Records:
— begin —
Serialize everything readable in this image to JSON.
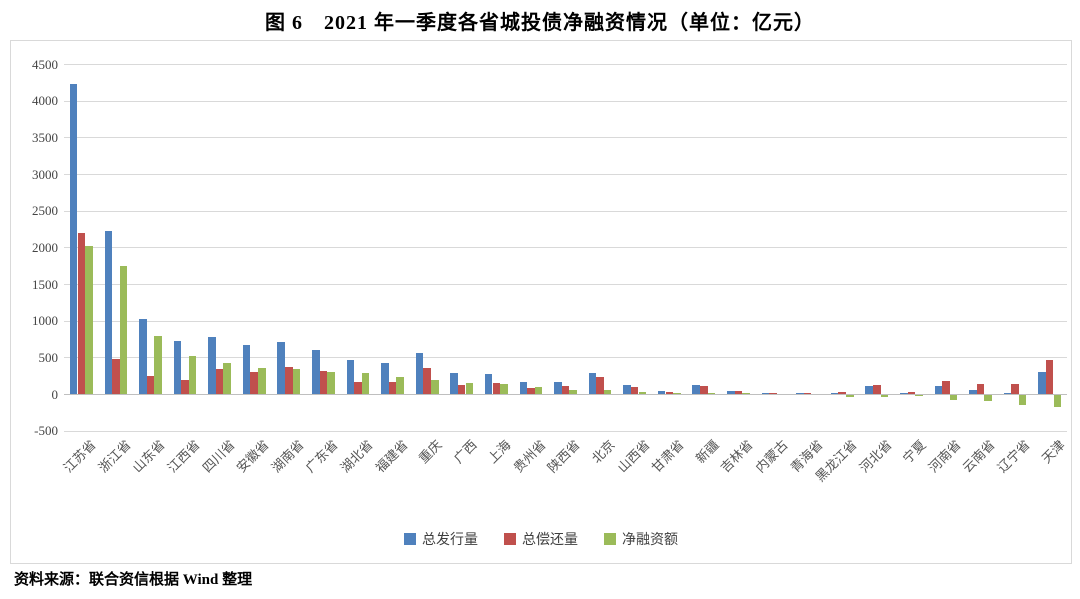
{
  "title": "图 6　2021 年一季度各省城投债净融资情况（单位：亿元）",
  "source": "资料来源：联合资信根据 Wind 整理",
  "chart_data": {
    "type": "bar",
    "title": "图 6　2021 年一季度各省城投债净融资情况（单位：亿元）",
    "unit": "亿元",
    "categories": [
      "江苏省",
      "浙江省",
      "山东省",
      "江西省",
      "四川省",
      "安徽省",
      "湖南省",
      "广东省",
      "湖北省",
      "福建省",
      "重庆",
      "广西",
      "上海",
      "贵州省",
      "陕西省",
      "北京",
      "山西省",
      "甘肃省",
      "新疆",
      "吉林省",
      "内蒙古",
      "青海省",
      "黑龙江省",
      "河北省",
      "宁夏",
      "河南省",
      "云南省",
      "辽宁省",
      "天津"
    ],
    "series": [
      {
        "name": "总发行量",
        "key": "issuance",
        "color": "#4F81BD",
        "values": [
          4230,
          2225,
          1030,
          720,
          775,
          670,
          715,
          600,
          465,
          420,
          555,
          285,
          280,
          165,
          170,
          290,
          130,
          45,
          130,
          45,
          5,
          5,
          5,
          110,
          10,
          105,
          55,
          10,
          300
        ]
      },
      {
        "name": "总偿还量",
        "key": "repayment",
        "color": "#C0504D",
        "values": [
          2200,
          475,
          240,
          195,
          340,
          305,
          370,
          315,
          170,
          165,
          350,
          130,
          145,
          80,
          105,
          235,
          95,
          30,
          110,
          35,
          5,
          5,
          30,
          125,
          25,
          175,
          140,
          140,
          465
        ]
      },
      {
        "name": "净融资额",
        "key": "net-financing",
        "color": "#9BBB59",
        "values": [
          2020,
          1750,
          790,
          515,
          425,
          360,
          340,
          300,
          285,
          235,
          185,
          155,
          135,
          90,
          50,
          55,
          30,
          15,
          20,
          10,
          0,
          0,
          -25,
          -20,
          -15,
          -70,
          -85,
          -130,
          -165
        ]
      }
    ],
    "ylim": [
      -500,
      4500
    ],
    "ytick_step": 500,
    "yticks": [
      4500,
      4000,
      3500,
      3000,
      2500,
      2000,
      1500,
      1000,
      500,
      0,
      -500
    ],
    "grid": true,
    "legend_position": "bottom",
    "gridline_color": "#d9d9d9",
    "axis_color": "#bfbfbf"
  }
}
— end —
— begin —
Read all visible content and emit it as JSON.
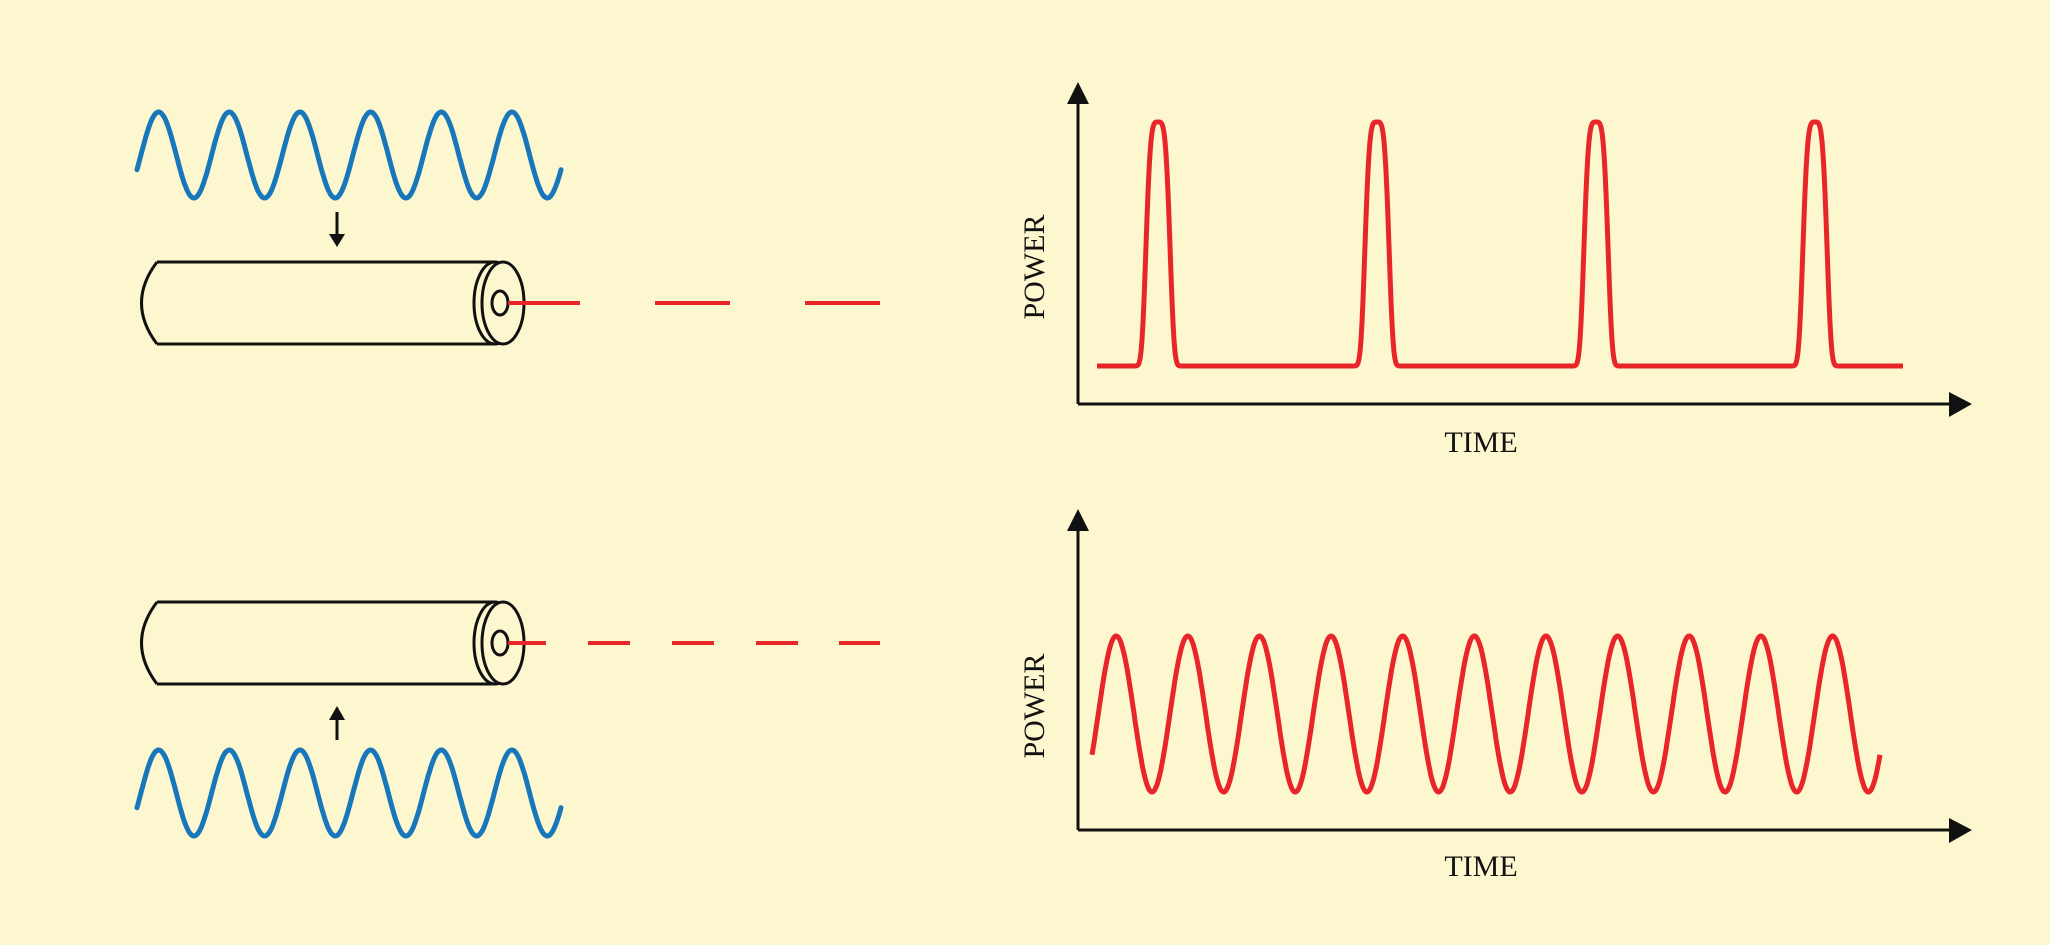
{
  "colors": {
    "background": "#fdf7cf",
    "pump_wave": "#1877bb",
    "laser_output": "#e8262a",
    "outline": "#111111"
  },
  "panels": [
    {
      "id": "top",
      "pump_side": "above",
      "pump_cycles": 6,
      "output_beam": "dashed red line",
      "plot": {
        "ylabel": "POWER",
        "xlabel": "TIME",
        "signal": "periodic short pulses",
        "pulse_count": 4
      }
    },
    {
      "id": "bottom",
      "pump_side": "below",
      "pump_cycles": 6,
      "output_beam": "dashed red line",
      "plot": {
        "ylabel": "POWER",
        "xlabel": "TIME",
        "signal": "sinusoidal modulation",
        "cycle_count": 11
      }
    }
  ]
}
— end —
— begin —
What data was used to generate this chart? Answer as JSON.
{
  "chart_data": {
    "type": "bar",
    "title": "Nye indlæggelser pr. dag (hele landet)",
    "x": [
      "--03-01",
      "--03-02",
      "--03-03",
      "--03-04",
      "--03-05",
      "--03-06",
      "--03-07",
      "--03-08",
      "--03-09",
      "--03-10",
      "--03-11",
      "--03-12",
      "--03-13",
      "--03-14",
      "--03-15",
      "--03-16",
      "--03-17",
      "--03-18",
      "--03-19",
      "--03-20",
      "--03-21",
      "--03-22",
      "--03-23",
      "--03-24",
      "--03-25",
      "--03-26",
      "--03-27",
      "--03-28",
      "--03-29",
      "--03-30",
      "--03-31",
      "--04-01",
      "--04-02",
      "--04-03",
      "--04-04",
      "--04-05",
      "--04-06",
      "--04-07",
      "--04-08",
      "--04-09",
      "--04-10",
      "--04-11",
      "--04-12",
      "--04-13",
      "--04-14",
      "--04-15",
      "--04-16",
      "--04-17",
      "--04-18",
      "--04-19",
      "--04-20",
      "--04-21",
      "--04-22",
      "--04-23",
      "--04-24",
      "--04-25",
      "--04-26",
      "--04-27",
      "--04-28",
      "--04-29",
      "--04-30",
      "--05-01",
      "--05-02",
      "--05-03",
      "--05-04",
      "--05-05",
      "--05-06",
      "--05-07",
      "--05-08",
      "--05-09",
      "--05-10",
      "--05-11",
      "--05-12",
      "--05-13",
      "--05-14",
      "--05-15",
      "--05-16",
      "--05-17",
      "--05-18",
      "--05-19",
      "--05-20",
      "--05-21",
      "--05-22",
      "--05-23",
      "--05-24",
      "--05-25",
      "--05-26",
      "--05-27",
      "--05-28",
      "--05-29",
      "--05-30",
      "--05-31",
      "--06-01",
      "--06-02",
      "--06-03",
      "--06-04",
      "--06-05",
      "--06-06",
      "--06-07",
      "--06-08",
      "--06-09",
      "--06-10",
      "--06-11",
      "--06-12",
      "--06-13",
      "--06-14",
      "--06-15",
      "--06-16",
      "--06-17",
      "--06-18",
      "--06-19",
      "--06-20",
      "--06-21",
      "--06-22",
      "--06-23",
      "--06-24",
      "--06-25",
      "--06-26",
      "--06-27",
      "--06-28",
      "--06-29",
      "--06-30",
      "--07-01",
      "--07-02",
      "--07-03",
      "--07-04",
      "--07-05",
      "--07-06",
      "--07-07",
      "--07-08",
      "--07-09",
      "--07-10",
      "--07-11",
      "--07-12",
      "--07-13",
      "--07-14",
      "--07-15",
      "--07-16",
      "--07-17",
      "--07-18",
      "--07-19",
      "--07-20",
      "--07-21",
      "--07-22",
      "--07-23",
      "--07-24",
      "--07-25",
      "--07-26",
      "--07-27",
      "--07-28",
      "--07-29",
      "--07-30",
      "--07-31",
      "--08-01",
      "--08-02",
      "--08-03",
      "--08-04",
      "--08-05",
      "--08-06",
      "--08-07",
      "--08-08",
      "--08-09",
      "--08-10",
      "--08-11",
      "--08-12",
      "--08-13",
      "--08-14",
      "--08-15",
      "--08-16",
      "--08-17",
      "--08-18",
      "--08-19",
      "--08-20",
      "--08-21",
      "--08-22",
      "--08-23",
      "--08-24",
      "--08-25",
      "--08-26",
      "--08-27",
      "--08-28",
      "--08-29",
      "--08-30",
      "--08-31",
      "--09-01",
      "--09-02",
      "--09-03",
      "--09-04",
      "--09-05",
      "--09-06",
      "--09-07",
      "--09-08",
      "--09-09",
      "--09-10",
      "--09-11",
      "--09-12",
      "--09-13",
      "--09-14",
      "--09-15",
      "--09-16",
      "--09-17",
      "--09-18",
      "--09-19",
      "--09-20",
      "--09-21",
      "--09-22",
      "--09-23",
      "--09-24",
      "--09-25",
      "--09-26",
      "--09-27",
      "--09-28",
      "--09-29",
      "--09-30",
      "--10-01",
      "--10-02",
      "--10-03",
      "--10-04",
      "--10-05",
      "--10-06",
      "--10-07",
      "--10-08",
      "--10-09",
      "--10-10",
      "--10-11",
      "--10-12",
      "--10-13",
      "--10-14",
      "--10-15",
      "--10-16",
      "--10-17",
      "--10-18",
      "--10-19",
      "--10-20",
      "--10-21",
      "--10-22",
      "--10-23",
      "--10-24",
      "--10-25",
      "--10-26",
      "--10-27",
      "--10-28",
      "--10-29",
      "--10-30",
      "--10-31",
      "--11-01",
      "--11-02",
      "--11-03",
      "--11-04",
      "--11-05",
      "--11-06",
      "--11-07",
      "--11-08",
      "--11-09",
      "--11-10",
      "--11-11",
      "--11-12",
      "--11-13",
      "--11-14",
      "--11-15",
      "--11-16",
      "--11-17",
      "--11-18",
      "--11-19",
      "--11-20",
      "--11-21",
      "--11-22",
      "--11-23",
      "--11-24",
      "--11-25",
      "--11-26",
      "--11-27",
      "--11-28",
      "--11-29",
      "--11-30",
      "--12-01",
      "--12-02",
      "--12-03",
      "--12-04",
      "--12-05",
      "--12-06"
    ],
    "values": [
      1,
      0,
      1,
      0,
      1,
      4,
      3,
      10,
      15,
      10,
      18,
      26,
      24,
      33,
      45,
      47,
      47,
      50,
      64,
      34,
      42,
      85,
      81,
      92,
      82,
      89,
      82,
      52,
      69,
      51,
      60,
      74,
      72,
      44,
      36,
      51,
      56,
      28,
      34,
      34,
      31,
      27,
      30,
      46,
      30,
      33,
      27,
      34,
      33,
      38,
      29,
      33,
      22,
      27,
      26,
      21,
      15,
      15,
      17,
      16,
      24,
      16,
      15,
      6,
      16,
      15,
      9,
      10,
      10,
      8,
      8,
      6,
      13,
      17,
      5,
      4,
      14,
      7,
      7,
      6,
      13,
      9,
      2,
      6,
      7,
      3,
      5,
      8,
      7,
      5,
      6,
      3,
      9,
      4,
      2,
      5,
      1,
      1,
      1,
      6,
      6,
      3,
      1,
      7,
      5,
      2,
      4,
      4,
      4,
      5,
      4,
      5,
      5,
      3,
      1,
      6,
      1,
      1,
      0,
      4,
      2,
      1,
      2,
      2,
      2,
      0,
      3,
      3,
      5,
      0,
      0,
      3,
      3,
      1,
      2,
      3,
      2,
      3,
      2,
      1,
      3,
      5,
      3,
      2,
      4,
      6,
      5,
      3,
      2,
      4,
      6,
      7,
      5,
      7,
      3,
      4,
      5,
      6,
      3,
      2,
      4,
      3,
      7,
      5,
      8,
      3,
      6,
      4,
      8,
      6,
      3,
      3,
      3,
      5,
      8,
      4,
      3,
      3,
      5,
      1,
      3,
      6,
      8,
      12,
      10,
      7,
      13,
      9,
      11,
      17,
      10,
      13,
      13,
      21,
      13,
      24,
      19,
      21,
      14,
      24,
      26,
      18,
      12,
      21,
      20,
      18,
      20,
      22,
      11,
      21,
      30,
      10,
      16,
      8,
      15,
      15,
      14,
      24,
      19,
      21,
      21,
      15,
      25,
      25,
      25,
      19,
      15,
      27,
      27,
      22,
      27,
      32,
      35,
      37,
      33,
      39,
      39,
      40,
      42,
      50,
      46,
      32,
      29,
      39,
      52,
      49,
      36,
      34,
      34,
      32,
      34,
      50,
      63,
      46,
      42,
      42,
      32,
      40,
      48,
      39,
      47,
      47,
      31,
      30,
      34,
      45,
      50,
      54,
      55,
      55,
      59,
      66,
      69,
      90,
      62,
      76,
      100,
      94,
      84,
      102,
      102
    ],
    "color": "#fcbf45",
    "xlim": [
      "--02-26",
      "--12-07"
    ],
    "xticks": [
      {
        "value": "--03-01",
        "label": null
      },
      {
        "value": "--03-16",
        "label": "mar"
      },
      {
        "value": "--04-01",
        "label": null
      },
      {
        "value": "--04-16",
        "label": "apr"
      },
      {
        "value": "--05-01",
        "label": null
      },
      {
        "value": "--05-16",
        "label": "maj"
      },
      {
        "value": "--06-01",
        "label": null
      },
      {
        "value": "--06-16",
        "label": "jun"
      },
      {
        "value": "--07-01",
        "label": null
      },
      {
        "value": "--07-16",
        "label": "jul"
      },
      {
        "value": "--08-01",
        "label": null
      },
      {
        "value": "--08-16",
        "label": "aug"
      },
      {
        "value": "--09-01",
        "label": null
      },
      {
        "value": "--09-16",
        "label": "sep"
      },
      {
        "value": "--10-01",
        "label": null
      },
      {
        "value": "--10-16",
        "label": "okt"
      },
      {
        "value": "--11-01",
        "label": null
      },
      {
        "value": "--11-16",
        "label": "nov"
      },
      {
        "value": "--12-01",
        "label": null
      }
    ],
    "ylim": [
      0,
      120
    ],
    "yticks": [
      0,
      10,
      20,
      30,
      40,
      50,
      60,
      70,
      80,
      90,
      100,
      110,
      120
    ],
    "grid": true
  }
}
— end —
Tell how many lines include "title". The number is the whole answer.

3